Quote every line as written. Omit pictures.

Task input:
-.-.-

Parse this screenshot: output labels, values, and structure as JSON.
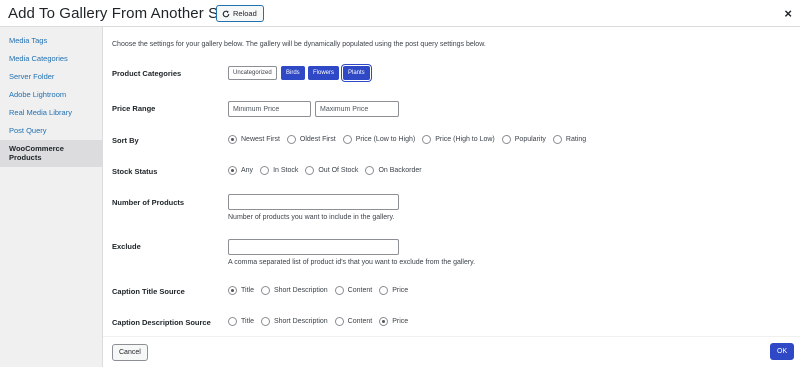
{
  "header": {
    "title": "Add To Gallery From Another Source",
    "reload_label": "Reload",
    "close_glyph": "×"
  },
  "sidebar": {
    "items": [
      {
        "label": "Media Tags"
      },
      {
        "label": "Media Categories"
      },
      {
        "label": "Server Folder"
      },
      {
        "label": "Adobe Lightroom"
      },
      {
        "label": "Real Media Library"
      },
      {
        "label": "Post Query"
      },
      {
        "label": "WooCommerce Products"
      }
    ]
  },
  "main": {
    "intro": "Choose the settings for your gallery below. The gallery will be dynamically populated using the post query settings below.",
    "product_categories": {
      "label": "Product Categories",
      "chips": [
        "Uncategorized",
        "Birds",
        "Flowers",
        "Plants"
      ]
    },
    "price_range": {
      "label": "Price Range",
      "min_placeholder": "Minimum Price",
      "max_placeholder": "Maximum Price"
    },
    "sort_by": {
      "label": "Sort By",
      "options": [
        "Newest First",
        "Oldest First",
        "Price (Low to High)",
        "Price (High to Low)",
        "Popularity",
        "Rating"
      ]
    },
    "stock_status": {
      "label": "Stock Status",
      "options": [
        "Any",
        "In Stock",
        "Out Of Stock",
        "On Backorder"
      ]
    },
    "number_of_products": {
      "label": "Number of Products",
      "value": "",
      "help": "Number of products you want to include in the gallery."
    },
    "exclude": {
      "label": "Exclude",
      "value": "",
      "help": "A comma separated list of product id's that you want to exclude from the gallery."
    },
    "caption_title_source": {
      "label": "Caption Title Source",
      "options": [
        "Title",
        "Short Description",
        "Content",
        "Price"
      ]
    },
    "caption_description_source": {
      "label": "Caption Description Source",
      "options": [
        "Title",
        "Short Description",
        "Content",
        "Price"
      ]
    }
  },
  "footer": {
    "cancel_label": "Cancel",
    "ok_label": "OK"
  },
  "colors": {
    "accent": "#2f48c5",
    "link": "#2271b1",
    "sidebar_bg": "#f0f0f1"
  },
  "icons": {
    "reload": "reload-icon",
    "close": "close-icon"
  }
}
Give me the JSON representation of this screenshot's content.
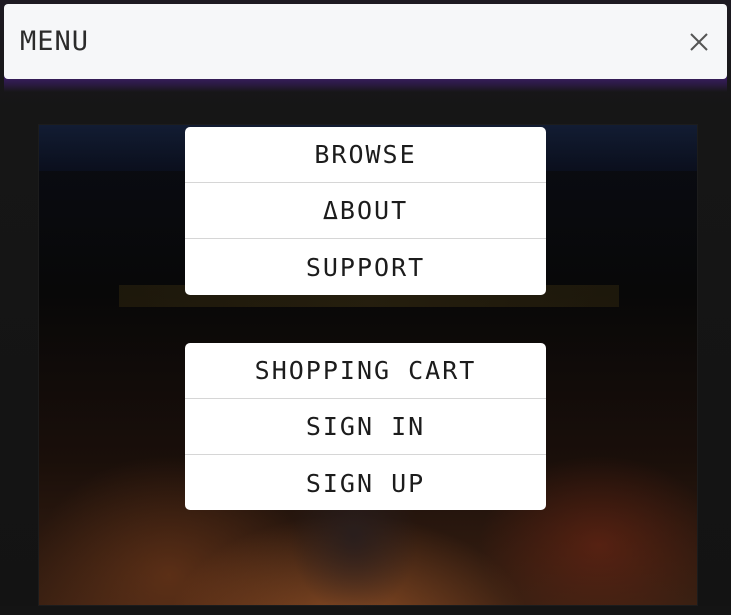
{
  "header": {
    "title": "MENU",
    "close_icon": "close-icon"
  },
  "nav_group": {
    "items": [
      {
        "label": "BROWSE"
      },
      {
        "label": "ΔBOUT"
      },
      {
        "label": "SUPPORT"
      }
    ]
  },
  "account_group": {
    "items": [
      {
        "label": "SHOPPING CART"
      },
      {
        "label": "SIGN IN"
      },
      {
        "label": "SIGN UP"
      }
    ]
  },
  "colors": {
    "header_bg": "#f6f7f9",
    "item_bg": "#ffffff",
    "accent_strip": "#3e1f6e",
    "text": "#1c1c1c"
  }
}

-.-.-

Reply to the task:
Parse this screenshot: output labels, values, and structure as JSON.
{
  "header": {
    "title": "Add To Gallery From Another Source",
    "reload_label": "Reload",
    "close_glyph": "×"
  },
  "sidebar": {
    "items": [
      {
        "label": "Media Tags"
      },
      {
        "label": "Media Categories"
      },
      {
        "label": "Server Folder"
      },
      {
        "label": "Adobe Lightroom"
      },
      {
        "label": "Real Media Library"
      },
      {
        "label": "Post Query"
      },
      {
        "label": "WooCommerce Products"
      }
    ]
  },
  "main": {
    "intro": "Choose the settings for your gallery below. The gallery will be dynamically populated using the post query settings below.",
    "product_categories": {
      "label": "Product Categories",
      "chips": [
        "Uncategorized",
        "Birds",
        "Flowers",
        "Plants"
      ]
    },
    "price_range": {
      "label": "Price Range",
      "min_placeholder": "Minimum Price",
      "max_placeholder": "Maximum Price"
    },
    "sort_by": {
      "label": "Sort By",
      "options": [
        "Newest First",
        "Oldest First",
        "Price (Low to High)",
        "Price (High to Low)",
        "Popularity",
        "Rating"
      ]
    },
    "stock_status": {
      "label": "Stock Status",
      "options": [
        "Any",
        "In Stock",
        "Out Of Stock",
        "On Backorder"
      ]
    },
    "number_of_products": {
      "label": "Number of Products",
      "value": "",
      "help": "Number of products you want to include in the gallery."
    },
    "exclude": {
      "label": "Exclude",
      "value": "",
      "help": "A comma separated list of product id's that you want to exclude from the gallery."
    },
    "caption_title_source": {
      "label": "Caption Title Source",
      "options": [
        "Title",
        "Short Description",
        "Content",
        "Price"
      ]
    },
    "caption_description_source": {
      "label": "Caption Description Source",
      "options": [
        "Title",
        "Short Description",
        "Content",
        "Price"
      ]
    }
  },
  "footer": {
    "cancel_label": "Cancel",
    "ok_label": "OK"
  },
  "colors": {
    "accent": "#2f48c5",
    "link": "#2271b1",
    "sidebar_bg": "#f0f0f1"
  },
  "icons": {
    "reload": "reload-icon",
    "close": "close-icon"
  }
}
Give me the JSON representation of this screenshot's content.
{
  "header": {
    "title": "MENU",
    "close_icon": "close-icon"
  },
  "nav_group": {
    "items": [
      {
        "label": "BROWSE"
      },
      {
        "label": "ΔBOUT"
      },
      {
        "label": "SUPPORT"
      }
    ]
  },
  "account_group": {
    "items": [
      {
        "label": "SHOPPING CART"
      },
      {
        "label": "SIGN IN"
      },
      {
        "label": "SIGN UP"
      }
    ]
  },
  "colors": {
    "header_bg": "#f6f7f9",
    "item_bg": "#ffffff",
    "accent_strip": "#3e1f6e",
    "text": "#1c1c1c"
  }
}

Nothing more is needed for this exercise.